◆ DATA ROWS
•••
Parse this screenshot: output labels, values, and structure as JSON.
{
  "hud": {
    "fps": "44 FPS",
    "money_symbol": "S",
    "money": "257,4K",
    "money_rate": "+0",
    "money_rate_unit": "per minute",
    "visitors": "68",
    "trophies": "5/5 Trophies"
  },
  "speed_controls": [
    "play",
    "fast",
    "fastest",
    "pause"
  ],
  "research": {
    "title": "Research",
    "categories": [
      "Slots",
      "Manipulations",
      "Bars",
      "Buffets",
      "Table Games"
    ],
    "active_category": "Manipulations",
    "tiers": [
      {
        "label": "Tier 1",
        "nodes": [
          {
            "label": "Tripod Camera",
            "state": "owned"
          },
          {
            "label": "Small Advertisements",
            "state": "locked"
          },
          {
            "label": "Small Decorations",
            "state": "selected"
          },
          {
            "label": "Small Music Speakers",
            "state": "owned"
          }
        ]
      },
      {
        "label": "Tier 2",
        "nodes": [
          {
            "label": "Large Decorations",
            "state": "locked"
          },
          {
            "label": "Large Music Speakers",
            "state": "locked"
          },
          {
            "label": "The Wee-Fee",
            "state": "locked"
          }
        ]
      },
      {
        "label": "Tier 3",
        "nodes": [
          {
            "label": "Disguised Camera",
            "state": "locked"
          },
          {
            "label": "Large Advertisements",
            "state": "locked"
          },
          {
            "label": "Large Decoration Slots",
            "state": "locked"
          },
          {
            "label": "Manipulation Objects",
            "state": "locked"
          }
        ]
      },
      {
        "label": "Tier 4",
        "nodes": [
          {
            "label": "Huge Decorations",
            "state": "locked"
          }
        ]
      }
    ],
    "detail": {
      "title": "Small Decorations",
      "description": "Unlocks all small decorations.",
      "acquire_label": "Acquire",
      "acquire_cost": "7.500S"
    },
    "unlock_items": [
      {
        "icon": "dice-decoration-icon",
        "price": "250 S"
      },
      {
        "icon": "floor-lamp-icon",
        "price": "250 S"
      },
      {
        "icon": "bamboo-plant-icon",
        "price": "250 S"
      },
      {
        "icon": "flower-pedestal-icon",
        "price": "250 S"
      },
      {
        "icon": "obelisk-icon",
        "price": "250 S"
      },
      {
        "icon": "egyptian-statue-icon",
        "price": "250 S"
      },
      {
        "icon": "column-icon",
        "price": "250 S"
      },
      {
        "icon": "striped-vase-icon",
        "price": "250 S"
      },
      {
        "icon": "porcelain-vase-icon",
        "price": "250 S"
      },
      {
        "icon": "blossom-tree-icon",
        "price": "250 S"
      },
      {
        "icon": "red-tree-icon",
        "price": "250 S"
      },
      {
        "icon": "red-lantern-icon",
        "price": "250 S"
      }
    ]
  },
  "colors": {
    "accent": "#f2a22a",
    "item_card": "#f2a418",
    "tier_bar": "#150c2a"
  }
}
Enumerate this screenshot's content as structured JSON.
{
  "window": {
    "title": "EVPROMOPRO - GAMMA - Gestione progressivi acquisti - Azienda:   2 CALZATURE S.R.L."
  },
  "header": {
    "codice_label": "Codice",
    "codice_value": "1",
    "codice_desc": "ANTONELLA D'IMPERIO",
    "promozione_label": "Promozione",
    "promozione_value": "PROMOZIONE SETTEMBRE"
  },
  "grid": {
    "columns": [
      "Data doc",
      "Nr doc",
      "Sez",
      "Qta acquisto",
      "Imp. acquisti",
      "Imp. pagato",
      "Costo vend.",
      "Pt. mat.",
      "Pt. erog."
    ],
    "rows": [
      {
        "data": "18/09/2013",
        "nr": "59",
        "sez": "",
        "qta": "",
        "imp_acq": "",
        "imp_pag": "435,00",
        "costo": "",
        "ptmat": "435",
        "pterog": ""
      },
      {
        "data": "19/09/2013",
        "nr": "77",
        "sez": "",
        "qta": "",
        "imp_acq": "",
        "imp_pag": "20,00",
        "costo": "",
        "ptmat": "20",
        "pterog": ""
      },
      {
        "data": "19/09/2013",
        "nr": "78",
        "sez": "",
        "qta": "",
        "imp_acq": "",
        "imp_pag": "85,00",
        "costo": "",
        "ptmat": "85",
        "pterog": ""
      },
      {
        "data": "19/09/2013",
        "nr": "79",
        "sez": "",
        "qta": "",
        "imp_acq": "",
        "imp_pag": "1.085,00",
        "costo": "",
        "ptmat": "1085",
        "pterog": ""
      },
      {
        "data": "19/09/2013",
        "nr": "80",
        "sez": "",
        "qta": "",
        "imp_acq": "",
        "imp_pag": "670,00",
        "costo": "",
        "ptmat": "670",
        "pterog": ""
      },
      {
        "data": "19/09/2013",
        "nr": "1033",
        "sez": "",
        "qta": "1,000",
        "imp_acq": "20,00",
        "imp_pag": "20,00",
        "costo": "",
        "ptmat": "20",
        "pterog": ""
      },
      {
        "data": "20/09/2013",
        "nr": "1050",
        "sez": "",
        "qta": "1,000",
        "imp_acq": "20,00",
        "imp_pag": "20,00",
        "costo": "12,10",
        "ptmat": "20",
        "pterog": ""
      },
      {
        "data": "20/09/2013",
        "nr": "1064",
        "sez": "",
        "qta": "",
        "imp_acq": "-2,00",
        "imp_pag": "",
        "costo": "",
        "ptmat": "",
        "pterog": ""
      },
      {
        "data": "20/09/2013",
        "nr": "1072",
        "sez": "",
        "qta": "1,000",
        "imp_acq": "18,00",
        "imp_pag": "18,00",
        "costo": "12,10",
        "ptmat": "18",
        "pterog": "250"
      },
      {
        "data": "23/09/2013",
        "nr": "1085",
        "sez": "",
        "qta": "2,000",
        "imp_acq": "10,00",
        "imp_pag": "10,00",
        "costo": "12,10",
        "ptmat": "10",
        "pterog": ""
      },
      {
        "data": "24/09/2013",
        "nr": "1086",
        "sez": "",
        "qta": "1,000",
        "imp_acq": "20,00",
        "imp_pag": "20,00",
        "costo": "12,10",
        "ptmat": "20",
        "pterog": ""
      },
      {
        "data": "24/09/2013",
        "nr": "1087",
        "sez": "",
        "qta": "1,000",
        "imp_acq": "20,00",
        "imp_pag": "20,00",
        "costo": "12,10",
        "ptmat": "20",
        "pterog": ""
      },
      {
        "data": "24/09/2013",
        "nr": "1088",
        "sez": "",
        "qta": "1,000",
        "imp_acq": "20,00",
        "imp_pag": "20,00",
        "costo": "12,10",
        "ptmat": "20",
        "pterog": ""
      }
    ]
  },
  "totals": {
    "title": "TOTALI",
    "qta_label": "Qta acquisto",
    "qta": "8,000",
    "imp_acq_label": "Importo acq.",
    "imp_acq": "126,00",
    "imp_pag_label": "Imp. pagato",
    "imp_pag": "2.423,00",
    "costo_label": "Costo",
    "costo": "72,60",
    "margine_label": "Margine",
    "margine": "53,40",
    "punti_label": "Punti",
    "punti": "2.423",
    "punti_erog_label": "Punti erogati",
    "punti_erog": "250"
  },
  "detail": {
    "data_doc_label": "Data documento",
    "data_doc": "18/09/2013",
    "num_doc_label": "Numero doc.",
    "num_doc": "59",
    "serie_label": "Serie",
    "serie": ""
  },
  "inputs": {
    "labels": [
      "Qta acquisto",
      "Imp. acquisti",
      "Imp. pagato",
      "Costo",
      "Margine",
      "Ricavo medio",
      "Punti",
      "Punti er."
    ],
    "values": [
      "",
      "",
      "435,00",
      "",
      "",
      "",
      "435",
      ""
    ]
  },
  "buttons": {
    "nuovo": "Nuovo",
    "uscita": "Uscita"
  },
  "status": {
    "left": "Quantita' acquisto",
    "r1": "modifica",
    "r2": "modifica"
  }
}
•••
◆ GIVEN REQUEST
All of the entries must be quoted exactly; please include each one.

◆ THE SOLUTION
Parse this screenshot: output labels, values, and structure as JSON.
{
  "hud": {
    "fps": "44 FPS",
    "money_symbol": "S",
    "money": "257,4K",
    "money_rate": "+0",
    "money_rate_unit": "per minute",
    "visitors": "68",
    "trophies": "5/5 Trophies"
  },
  "speed_controls": [
    "play",
    "fast",
    "fastest",
    "pause"
  ],
  "research": {
    "title": "Research",
    "categories": [
      "Slots",
      "Manipulations",
      "Bars",
      "Buffets",
      "Table Games"
    ],
    "active_category": "Manipulations",
    "tiers": [
      {
        "label": "Tier 1",
        "nodes": [
          {
            "label": "Tripod Camera",
            "state": "owned"
          },
          {
            "label": "Small Advertisements",
            "state": "locked"
          },
          {
            "label": "Small Decorations",
            "state": "selected"
          },
          {
            "label": "Small Music Speakers",
            "state": "owned"
          }
        ]
      },
      {
        "label": "Tier 2",
        "nodes": [
          {
            "label": "Large Decorations",
            "state": "locked"
          },
          {
            "label": "Large Music Speakers",
            "state": "locked"
          },
          {
            "label": "The Wee-Fee",
            "state": "locked"
          }
        ]
      },
      {
        "label": "Tier 3",
        "nodes": [
          {
            "label": "Disguised Camera",
            "state": "locked"
          },
          {
            "label": "Large Advertisements",
            "state": "locked"
          },
          {
            "label": "Large Decoration Slots",
            "state": "locked"
          },
          {
            "label": "Manipulation Objects",
            "state": "locked"
          }
        ]
      },
      {
        "label": "Tier 4",
        "nodes": [
          {
            "label": "Huge Decorations",
            "state": "locked"
          }
        ]
      }
    ],
    "detail": {
      "title": "Small Decorations",
      "description": "Unlocks all small decorations.",
      "acquire_label": "Acquire",
      "acquire_cost": "7.500S"
    },
    "unlock_items": [
      {
        "icon": "dice-decoration-icon",
        "price": "250 S"
      },
      {
        "icon": "floor-lamp-icon",
        "price": "250 S"
      },
      {
        "icon": "bamboo-plant-icon",
        "price": "250 S"
      },
      {
        "icon": "flower-pedestal-icon",
        "price": "250 S"
      },
      {
        "icon": "obelisk-icon",
        "price": "250 S"
      },
      {
        "icon": "egyptian-statue-icon",
        "price": "250 S"
      },
      {
        "icon": "column-icon",
        "price": "250 S"
      },
      {
        "icon": "striped-vase-icon",
        "price": "250 S"
      },
      {
        "icon": "porcelain-vase-icon",
        "price": "250 S"
      },
      {
        "icon": "blossom-tree-icon",
        "price": "250 S"
      },
      {
        "icon": "red-tree-icon",
        "price": "250 S"
      },
      {
        "icon": "red-lantern-icon",
        "price": "250 S"
      }
    ]
  },
  "colors": {
    "accent": "#f2a22a",
    "item_card": "#f2a418",
    "tier_bar": "#150c2a"
  }
}
Enumerate this screenshot's content as structured JSON.
{
  "window": {
    "title": "EVPROMOPRO - GAMMA - Gestione progressivi acquisti - Azienda:   2 CALZATURE S.R.L."
  },
  "header": {
    "codice_label": "Codice",
    "codice_value": "1",
    "codice_desc": "ANTONELLA D'IMPERIO",
    "promozione_label": "Promozione",
    "promozione_value": "PROMOZIONE SETTEMBRE"
  },
  "grid": {
    "columns": [
      "Data doc",
      "Nr doc",
      "Sez",
      "Qta acquisto",
      "Imp. acquisti",
      "Imp. pagato",
      "Costo vend.",
      "Pt. mat.",
      "Pt. erog."
    ],
    "rows": [
      {
        "data": "18/09/2013",
        "nr": "59",
        "sez": "",
        "qta": "",
        "imp_acq": "",
        "imp_pag": "435,00",
        "costo": "",
        "ptmat": "435",
        "pterog": ""
      },
      {
        "data": "19/09/2013",
        "nr": "77",
        "sez": "",
        "qta": "",
        "imp_acq": "",
        "imp_pag": "20,00",
        "costo": "",
        "ptmat": "20",
        "pterog": ""
      },
      {
        "data": "19/09/2013",
        "nr": "78",
        "sez": "",
        "qta": "",
        "imp_acq": "",
        "imp_pag": "85,00",
        "costo": "",
        "ptmat": "85",
        "pterog": ""
      },
      {
        "data": "19/09/2013",
        "nr": "79",
        "sez": "",
        "qta": "",
        "imp_acq": "",
        "imp_pag": "1.085,00",
        "costo": "",
        "ptmat": "1085",
        "pterog": ""
      },
      {
        "data": "19/09/2013",
        "nr": "80",
        "sez": "",
        "qta": "",
        "imp_acq": "",
        "imp_pag": "670,00",
        "costo": "",
        "ptmat": "670",
        "pterog": ""
      },
      {
        "data": "19/09/2013",
        "nr": "1033",
        "sez": "",
        "qta": "1,000",
        "imp_acq": "20,00",
        "imp_pag": "20,00",
        "costo": "",
        "ptmat": "20",
        "pterog": ""
      },
      {
        "data": "20/09/2013",
        "nr": "1050",
        "sez": "",
        "qta": "1,000",
        "imp_acq": "20,00",
        "imp_pag": "20,00",
        "costo": "12,10",
        "ptmat": "20",
        "pterog": ""
      },
      {
        "data": "20/09/2013",
        "nr": "1064",
        "sez": "",
        "qta": "",
        "imp_acq": "-2,00",
        "imp_pag": "",
        "costo": "",
        "ptmat": "",
        "pterog": ""
      },
      {
        "data": "20/09/2013",
        "nr": "1072",
        "sez": "",
        "qta": "1,000",
        "imp_acq": "18,00",
        "imp_pag": "18,00",
        "costo": "12,10",
        "ptmat": "18",
        "pterog": "250"
      },
      {
        "data": "23/09/2013",
        "nr": "1085",
        "sez": "",
        "qta": "2,000",
        "imp_acq": "10,00",
        "imp_pag": "10,00",
        "costo": "12,10",
        "ptmat": "10",
        "pterog": ""
      },
      {
        "data": "24/09/2013",
        "nr": "1086",
        "sez": "",
        "qta": "1,000",
        "imp_acq": "20,00",
        "imp_pag": "20,00",
        "costo": "12,10",
        "ptmat": "20",
        "pterog": ""
      },
      {
        "data": "24/09/2013",
        "nr": "1087",
        "sez": "",
        "qta": "1,000",
        "imp_acq": "20,00",
        "imp_pag": "20,00",
        "costo": "12,10",
        "ptmat": "20",
        "pterog": ""
      },
      {
        "data": "24/09/2013",
        "nr": "1088",
        "sez": "",
        "qta": "1,000",
        "imp_acq": "20,00",
        "imp_pag": "20,00",
        "costo": "12,10",
        "ptmat": "20",
        "pterog": ""
      }
    ]
  },
  "totals": {
    "title": "TOTALI",
    "qta_label": "Qta acquisto",
    "qta": "8,000",
    "imp_acq_label": "Importo acq.",
    "imp_acq": "126,00",
    "imp_pag_label": "Imp. pagato",
    "imp_pag": "2.423,00",
    "costo_label": "Costo",
    "costo": "72,60",
    "margine_label": "Margine",
    "margine": "53,40",
    "punti_label": "Punti",
    "punti": "2.423",
    "punti_erog_label": "Punti erogati",
    "punti_erog": "250"
  },
  "detail": {
    "data_doc_label": "Data documento",
    "data_doc": "18/09/2013",
    "num_doc_label": "Numero doc.",
    "num_doc": "59",
    "serie_label": "Serie",
    "serie": ""
  },
  "inputs": {
    "labels": [
      "Qta acquisto",
      "Imp. acquisti",
      "Imp. pagato",
      "Costo",
      "Margine",
      "Ricavo medio",
      "Punti",
      "Punti er."
    ],
    "values": [
      "",
      "",
      "435,00",
      "",
      "",
      "",
      "435",
      ""
    ]
  },
  "buttons": {
    "nuovo": "Nuovo",
    "uscita": "Uscita"
  },
  "status": {
    "left": "Quantita' acquisto",
    "r1": "modifica",
    "r2": "modifica"
  }
}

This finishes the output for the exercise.